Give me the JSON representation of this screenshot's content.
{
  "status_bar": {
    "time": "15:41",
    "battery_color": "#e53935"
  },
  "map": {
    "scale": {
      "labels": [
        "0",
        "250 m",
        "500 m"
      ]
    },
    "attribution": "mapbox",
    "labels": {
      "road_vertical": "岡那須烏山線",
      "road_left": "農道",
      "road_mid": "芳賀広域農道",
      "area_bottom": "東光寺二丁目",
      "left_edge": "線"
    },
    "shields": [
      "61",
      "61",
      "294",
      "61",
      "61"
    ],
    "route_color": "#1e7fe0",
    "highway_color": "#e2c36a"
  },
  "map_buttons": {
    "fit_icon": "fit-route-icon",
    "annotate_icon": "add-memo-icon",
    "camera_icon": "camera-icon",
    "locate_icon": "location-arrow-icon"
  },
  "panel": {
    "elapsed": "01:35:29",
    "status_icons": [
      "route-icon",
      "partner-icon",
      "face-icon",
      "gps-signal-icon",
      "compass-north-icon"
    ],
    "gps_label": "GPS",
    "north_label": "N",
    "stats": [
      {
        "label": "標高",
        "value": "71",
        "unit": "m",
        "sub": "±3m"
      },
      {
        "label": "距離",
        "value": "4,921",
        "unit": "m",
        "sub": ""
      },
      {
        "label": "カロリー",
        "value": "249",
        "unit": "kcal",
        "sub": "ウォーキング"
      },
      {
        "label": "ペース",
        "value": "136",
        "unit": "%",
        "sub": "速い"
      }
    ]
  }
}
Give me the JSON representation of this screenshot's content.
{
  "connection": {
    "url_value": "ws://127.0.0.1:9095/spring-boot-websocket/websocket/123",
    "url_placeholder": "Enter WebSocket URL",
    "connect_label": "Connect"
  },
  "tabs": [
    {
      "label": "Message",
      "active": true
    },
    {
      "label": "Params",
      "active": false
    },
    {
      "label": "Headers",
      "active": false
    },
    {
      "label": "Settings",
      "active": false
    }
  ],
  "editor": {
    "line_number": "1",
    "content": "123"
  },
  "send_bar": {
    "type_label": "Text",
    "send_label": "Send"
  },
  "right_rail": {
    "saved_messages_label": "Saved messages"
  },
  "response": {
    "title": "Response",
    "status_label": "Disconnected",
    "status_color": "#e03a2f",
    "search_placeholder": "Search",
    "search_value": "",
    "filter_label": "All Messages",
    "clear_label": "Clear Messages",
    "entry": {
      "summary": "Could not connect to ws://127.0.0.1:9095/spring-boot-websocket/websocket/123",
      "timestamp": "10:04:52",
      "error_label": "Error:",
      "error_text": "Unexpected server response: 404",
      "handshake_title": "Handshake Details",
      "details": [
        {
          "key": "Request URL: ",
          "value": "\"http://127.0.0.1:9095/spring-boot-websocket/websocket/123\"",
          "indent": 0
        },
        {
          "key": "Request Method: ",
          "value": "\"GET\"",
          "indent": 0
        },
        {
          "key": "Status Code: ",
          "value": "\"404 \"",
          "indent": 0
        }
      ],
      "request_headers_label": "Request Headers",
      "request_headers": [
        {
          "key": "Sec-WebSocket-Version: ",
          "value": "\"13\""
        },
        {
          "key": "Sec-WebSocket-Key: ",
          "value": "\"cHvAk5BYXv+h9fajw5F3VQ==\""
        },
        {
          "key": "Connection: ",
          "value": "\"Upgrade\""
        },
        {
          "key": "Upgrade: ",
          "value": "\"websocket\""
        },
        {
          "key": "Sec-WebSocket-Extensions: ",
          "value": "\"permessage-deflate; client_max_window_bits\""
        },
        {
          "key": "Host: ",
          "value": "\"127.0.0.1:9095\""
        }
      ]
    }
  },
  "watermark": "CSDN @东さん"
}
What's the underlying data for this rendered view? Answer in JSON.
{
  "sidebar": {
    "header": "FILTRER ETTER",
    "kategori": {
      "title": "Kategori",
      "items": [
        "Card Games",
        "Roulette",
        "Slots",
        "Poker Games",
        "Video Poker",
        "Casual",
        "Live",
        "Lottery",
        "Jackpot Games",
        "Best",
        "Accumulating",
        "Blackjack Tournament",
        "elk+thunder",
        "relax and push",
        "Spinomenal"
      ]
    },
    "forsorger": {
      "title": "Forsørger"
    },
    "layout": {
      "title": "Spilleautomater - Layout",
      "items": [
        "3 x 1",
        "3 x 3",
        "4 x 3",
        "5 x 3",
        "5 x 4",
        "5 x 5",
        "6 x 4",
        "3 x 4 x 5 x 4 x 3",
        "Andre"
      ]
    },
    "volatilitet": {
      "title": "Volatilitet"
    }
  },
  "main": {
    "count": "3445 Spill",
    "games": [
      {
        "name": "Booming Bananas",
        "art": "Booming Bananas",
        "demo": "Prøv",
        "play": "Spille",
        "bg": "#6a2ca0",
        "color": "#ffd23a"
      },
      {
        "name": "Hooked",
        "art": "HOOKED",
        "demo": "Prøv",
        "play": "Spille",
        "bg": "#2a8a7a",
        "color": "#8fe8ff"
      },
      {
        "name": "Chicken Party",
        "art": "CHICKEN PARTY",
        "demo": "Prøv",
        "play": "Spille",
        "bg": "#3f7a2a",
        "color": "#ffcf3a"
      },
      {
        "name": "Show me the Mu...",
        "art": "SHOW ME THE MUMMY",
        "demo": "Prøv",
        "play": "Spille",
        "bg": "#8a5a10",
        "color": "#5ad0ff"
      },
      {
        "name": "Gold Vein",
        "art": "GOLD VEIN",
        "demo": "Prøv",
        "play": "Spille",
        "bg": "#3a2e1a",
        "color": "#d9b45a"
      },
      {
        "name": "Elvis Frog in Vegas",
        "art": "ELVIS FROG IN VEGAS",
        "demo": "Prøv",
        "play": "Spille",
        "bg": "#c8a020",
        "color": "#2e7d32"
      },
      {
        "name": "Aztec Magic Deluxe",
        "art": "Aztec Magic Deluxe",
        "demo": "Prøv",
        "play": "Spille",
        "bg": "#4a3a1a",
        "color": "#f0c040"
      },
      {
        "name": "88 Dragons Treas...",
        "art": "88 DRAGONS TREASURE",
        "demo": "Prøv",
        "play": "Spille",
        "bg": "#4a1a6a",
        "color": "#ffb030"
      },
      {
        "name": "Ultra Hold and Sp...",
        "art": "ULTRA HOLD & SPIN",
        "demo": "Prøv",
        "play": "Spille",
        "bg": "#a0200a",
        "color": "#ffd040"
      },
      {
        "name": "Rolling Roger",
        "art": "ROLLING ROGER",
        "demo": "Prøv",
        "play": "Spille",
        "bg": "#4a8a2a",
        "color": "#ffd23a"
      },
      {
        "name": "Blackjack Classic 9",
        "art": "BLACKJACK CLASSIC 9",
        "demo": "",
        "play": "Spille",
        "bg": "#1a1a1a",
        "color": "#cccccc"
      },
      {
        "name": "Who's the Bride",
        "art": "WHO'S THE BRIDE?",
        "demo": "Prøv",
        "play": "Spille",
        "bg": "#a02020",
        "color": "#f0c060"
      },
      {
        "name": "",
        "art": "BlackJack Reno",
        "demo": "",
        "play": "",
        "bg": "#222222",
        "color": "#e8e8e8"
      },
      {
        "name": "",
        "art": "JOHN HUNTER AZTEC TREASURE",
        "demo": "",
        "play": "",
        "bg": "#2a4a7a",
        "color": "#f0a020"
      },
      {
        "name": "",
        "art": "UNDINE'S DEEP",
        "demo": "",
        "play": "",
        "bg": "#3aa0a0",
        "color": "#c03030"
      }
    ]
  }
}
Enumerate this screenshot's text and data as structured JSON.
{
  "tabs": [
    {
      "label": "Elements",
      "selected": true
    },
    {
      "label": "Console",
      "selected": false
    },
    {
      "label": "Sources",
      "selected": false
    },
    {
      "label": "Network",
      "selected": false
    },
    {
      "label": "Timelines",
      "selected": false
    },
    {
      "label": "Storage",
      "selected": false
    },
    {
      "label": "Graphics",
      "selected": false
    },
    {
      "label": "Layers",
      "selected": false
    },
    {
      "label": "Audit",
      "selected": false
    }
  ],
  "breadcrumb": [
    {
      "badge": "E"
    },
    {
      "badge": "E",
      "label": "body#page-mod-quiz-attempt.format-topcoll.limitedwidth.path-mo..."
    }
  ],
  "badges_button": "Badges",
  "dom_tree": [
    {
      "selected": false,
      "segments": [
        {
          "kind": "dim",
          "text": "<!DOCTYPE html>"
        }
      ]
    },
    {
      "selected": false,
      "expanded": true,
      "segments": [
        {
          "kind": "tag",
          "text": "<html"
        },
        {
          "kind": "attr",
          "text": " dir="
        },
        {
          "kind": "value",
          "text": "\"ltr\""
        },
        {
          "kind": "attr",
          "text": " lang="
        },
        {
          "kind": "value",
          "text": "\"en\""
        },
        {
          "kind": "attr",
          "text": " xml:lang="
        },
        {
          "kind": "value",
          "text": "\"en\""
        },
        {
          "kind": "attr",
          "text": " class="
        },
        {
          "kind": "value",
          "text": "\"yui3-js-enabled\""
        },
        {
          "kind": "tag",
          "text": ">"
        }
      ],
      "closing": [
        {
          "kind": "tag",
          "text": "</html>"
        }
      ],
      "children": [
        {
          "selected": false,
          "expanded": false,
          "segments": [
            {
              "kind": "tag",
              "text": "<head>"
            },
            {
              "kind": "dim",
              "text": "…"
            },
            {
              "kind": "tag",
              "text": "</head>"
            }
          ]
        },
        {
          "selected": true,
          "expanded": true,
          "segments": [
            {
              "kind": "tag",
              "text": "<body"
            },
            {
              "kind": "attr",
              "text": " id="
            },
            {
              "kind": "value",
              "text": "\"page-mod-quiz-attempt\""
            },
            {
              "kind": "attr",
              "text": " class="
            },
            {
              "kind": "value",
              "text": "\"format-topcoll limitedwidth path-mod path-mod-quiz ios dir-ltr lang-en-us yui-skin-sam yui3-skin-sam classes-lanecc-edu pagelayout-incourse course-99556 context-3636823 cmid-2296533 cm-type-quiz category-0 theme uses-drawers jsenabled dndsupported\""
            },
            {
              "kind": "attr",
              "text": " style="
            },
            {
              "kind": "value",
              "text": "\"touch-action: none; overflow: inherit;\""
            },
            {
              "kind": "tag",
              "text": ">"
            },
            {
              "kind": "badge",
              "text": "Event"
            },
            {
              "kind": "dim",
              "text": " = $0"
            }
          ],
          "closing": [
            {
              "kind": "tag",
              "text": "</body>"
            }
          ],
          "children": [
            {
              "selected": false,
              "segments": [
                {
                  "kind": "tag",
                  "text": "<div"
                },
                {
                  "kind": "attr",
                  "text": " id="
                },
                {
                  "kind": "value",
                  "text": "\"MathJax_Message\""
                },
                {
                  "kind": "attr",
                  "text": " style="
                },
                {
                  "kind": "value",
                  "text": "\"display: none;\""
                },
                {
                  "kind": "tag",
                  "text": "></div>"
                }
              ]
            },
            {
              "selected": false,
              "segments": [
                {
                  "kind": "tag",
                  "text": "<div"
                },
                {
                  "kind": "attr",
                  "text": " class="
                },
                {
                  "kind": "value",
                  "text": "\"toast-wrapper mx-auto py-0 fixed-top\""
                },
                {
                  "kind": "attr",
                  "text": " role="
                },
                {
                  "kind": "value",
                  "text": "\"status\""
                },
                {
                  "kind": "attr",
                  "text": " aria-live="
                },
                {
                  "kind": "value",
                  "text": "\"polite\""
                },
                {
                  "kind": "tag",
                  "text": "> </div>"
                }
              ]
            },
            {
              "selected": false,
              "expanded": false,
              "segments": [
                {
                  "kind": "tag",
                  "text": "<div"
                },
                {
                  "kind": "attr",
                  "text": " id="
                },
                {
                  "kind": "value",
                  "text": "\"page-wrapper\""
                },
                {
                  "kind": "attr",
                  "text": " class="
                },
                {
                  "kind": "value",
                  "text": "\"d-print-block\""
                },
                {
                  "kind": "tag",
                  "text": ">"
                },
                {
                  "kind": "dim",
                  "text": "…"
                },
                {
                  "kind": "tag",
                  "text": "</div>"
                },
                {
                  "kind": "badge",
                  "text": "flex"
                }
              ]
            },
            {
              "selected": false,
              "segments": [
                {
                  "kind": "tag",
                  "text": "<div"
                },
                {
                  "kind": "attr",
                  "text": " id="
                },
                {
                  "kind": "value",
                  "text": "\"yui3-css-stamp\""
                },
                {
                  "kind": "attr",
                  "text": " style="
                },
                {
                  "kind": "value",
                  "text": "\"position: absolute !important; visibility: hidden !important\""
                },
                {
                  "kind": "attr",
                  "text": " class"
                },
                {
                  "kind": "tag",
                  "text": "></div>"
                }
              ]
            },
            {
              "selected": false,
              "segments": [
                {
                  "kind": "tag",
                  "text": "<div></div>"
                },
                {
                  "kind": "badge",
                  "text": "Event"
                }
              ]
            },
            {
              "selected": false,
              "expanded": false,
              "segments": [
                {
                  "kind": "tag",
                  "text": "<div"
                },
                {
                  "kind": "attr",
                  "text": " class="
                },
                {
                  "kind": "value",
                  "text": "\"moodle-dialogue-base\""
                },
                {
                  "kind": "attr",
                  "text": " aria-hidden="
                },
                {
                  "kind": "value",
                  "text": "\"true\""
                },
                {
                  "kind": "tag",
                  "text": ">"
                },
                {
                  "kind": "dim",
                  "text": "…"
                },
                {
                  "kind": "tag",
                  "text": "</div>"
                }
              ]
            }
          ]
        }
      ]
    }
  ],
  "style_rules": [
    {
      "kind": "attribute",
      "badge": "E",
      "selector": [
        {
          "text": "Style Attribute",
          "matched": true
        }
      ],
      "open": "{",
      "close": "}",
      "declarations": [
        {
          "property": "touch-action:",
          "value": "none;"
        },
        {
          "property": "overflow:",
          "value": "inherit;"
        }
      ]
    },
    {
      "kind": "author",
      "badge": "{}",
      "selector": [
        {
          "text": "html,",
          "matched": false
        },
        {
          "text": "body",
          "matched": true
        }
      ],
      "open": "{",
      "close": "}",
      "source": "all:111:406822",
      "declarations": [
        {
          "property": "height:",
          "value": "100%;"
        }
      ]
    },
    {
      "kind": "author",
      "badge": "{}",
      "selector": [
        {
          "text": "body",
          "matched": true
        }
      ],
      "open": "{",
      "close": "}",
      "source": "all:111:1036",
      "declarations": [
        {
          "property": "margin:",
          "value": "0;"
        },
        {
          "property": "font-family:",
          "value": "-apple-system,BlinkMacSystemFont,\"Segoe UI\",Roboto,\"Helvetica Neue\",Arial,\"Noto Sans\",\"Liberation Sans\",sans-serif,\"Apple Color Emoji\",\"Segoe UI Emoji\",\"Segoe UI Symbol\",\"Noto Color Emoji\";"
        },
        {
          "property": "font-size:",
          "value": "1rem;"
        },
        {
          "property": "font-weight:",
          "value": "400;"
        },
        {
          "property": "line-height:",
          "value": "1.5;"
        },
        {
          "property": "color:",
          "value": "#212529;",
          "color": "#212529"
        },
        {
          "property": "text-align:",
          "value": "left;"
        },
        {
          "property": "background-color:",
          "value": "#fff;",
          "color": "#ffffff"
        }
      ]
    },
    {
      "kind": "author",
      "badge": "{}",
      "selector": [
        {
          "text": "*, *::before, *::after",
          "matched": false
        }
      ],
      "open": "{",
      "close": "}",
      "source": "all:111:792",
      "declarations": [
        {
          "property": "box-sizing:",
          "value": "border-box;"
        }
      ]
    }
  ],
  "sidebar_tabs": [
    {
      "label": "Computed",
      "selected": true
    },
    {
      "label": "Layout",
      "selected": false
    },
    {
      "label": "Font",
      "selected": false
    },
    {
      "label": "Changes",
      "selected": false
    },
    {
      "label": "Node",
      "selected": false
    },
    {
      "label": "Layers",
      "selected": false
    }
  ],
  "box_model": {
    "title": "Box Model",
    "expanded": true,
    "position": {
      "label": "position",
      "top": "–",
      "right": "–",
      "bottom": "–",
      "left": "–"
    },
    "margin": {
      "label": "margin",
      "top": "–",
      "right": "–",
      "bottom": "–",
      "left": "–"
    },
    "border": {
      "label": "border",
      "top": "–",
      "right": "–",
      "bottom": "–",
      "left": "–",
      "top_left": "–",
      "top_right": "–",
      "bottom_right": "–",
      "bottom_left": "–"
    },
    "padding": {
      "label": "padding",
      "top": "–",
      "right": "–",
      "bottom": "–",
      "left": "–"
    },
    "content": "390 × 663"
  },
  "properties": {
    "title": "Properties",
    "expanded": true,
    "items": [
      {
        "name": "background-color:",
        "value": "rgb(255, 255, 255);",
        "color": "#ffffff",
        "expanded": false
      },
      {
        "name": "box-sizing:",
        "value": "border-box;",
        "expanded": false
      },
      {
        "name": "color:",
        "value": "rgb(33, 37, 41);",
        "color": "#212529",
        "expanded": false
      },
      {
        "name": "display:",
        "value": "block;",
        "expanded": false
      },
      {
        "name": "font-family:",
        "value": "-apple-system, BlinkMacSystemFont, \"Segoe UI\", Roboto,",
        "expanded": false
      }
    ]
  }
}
○ ○ ○
What is being asked: Show each line holding the word "data".

Expected output:
What's the underlying data for this rendered view? Answer in JSON.
Enumerate this screenshot's text and data as structured JSON.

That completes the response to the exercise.